Exercise instructions — Set down the material once more, exactly as it appears.

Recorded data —
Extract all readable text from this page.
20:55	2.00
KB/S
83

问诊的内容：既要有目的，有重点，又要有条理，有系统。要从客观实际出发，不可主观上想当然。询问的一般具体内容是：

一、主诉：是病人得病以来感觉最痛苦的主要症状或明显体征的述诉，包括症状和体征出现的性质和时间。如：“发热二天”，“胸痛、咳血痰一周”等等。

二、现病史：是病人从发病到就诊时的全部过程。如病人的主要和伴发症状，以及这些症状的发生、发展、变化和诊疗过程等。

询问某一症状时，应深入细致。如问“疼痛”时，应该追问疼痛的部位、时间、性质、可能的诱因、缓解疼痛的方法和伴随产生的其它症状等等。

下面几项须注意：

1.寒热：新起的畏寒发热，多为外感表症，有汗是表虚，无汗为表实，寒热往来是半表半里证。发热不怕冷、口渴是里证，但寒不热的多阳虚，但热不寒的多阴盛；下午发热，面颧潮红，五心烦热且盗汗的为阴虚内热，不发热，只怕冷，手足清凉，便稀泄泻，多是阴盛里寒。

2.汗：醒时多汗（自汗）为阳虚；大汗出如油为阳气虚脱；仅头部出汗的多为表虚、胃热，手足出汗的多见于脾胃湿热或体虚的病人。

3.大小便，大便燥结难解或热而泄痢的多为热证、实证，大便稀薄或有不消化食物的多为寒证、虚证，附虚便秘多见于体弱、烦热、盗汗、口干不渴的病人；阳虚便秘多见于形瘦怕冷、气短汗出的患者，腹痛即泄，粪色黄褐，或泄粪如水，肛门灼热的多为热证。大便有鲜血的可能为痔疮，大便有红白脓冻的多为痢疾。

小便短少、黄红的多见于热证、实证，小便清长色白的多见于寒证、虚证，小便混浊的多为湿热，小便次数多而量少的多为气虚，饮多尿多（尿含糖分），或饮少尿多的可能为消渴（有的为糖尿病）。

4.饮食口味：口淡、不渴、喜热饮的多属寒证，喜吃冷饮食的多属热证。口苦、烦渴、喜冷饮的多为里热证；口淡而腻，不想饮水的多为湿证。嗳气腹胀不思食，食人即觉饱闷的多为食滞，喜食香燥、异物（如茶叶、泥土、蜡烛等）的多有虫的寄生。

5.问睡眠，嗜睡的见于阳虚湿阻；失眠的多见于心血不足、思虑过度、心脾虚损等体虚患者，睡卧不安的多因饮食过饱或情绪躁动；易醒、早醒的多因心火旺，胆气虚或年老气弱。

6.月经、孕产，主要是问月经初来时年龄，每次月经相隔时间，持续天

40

Written answer —
Extract all readable text from this page.
20:55	2.00
KB/S
83

问诊的内容：既要有目的，有重点，又要有条理，有系统。要从客观实际出发，不可主观上想当然。询问的一般具体内容是：

一、主诉：是病人得病以来感觉最痛苦的主要症状或明显体征的述诉，包括症状和体征出现的性质和时间。如：“发热二天”，“胸痛、咳血痰一周”等等。

二、现病史：是病人从发病到就诊时的全部过程。如病人的主要和伴发症状，以及这些症状的发生、发展、变化和诊疗过程等。

询问某一症状时，应深入细致。如问“疼痛”时，应该追问疼痛的部位、时间、性质、可能的诱因、缓解疼痛的方法和伴随产生的其它症状等等。

下面几项须注意：

1.寒热：新起的畏寒发热，多为外感表症，有汗是表虚，无汗为表实，寒热往来是半表半里证。发热不怕冷、口渴是里证，但寒不热的多阳虚，但热不寒的多阴盛；下午发热，面颧潮红，五心烦热且盗汗的为阴虚内热，不发热，只怕冷，手足清凉，便稀泄泻，多是阴盛里寒。

2.汗：醒时多汗（自汗）为阳虚；大汗出如油为阳气虚脱；仅头部出汗的多为表虚、胃热，手足出汗的多见于脾胃湿热或体虚的病人。

3.大小便，大便燥结难解或热而泄痢的多为热证、实证，大便稀薄或有不消化食物的多为寒证、虚证，附虚便秘多见于体弱、烦热、盗汗、口干不渴的病人；阳虚便秘多见于形瘦怕冷、气短汗出的患者，腹痛即泄，粪色黄褐，或泄粪如水，肛门灼热的多为热证。大便有鲜血的可能为痔疮，大便有红白脓冻的多为痢疾。

小便短少、黄红的多见于热证、实证，小便清长色白的多见于寒证、虚证，小便混浊的多为湿热，小便次数多而量少的多为气虚，饮多尿多（尿含糖分），或饮少尿多的可能为消渴（有的为糖尿病）。

4.饮食口味：口淡、不渴、喜热饮的多属寒证，喜吃冷饮食的多属热证。口苦、烦渴、喜冷饮的多为里热证；口淡而腻，不想饮水的多为湿证。嗳气腹胀不思食，食人即觉饱闷的多为食滞，喜食香燥、异物（如茶叶、泥土、蜡烛等）的多有虫的寄生。

5.问睡眠，嗜睡的见于阳虚湿阻；失眠的多见于心血不足、思虑过度、心脾虚损等体虚患者，睡卧不安的多因饮食过饱或情绪躁动；易醒、早醒的多因心火旺，胆气虚或年老气弱。

6.月经、孕产，主要是问月经初来时年龄，每次月经相隔时间，持续天

40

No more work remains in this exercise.